=== The exercise ===
Check every line below for the word "grandi" and show those that hold it.

=== Dataset rows ===
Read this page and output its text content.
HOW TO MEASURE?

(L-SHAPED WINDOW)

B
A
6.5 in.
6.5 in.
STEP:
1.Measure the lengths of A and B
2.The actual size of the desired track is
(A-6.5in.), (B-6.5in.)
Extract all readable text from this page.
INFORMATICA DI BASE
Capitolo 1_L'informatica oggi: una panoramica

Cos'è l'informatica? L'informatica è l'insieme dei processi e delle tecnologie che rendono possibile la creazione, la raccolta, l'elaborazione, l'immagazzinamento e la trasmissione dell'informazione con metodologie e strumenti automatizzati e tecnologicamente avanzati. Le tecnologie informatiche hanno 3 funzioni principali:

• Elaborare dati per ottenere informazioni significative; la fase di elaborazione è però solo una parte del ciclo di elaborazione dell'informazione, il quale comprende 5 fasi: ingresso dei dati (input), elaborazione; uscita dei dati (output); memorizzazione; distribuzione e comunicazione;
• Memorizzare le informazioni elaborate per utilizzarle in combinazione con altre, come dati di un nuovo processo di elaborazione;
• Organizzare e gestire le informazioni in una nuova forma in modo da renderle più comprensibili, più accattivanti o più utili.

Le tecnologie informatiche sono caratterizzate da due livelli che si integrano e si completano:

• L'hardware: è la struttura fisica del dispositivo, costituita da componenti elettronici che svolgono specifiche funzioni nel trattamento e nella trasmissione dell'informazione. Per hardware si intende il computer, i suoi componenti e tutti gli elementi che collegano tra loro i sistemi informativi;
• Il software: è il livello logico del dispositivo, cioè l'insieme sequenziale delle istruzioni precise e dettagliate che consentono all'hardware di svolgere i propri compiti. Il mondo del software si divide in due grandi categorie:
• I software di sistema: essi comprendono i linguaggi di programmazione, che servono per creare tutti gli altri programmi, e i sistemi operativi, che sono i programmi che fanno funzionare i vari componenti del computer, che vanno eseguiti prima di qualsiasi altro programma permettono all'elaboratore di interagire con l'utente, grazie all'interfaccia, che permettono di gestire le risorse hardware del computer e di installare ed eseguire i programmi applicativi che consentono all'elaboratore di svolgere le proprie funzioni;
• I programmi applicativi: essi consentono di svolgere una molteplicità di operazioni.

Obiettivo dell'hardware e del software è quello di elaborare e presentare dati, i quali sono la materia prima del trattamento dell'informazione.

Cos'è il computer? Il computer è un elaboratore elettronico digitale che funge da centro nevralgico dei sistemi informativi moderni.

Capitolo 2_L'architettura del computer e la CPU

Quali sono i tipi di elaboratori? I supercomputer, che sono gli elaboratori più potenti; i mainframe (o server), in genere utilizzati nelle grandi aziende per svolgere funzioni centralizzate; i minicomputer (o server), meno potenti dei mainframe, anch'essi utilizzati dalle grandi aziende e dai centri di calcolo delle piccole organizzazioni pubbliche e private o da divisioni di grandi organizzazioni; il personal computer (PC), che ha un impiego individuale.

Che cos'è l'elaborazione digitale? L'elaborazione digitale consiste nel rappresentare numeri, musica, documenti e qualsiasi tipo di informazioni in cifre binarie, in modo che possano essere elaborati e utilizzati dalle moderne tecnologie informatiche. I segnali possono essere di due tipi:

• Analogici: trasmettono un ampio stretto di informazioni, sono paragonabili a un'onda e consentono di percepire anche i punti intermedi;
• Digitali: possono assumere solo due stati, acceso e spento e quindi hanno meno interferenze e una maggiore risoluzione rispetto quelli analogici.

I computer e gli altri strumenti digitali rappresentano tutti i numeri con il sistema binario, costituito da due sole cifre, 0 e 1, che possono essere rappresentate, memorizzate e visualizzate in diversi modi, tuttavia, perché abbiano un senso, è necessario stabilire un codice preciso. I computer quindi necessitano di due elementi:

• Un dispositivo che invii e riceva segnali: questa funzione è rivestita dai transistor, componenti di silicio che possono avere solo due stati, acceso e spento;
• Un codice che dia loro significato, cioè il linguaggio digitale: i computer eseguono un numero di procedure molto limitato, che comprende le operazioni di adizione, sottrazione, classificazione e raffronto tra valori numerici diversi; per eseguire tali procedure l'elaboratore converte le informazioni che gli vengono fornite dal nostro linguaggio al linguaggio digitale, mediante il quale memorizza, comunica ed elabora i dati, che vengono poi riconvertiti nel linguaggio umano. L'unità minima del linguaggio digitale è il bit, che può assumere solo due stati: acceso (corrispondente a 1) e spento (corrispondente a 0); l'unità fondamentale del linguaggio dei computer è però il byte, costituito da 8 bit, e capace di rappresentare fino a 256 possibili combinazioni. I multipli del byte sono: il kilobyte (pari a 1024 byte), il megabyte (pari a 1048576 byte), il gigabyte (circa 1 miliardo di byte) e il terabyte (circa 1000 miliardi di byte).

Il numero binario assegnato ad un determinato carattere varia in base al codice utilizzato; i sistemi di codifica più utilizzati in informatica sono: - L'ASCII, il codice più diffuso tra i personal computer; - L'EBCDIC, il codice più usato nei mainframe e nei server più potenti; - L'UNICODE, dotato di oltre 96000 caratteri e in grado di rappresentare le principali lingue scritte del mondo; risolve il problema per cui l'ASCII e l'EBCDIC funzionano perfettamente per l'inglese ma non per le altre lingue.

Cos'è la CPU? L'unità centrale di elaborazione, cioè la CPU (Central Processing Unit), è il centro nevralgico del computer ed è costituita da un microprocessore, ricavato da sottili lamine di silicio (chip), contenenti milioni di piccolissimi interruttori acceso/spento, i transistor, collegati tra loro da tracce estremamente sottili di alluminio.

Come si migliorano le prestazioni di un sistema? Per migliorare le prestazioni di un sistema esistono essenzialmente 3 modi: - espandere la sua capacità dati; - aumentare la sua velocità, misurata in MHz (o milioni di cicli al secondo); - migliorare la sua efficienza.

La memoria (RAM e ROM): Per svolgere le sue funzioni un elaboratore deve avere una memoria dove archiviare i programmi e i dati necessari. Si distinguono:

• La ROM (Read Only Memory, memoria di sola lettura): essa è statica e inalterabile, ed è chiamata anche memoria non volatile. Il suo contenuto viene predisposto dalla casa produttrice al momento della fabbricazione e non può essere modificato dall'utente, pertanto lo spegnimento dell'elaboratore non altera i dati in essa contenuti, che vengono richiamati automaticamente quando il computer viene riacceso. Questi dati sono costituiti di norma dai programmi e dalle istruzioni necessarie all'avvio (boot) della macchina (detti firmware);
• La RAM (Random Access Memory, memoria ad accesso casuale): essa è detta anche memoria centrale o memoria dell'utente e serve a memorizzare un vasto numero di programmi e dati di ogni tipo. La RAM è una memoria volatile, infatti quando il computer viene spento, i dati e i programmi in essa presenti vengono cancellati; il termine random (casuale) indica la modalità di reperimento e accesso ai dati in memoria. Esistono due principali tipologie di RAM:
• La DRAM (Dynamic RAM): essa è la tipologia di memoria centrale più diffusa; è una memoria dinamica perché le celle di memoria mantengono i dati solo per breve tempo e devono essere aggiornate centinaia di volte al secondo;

=== Written solution ===
• Il software: è il livello logico del dispositivo, cioè l'insieme sequenziale delle istruzioni precise e dettagliate che consentono all'hardware di svolgere i propri compiti. Il mondo del software si divide in due grandi categorie:
Quali sono i tipi di elaboratori? I supercomputer, che sono gli elaboratori più potenti; i mainframe (o server), in genere utilizzati nelle grandi aziende per svolgere funzioni centralizzate; i minicomputer (o server), meno potenti dei mainframe, anch'essi utilizzati dalle grandi aziende e dai centri di calcolo delle piccole organizzazioni pubbliche e private o da divisioni di grandi organizzazioni; il personal computer (PC), che ha un impiego individuale.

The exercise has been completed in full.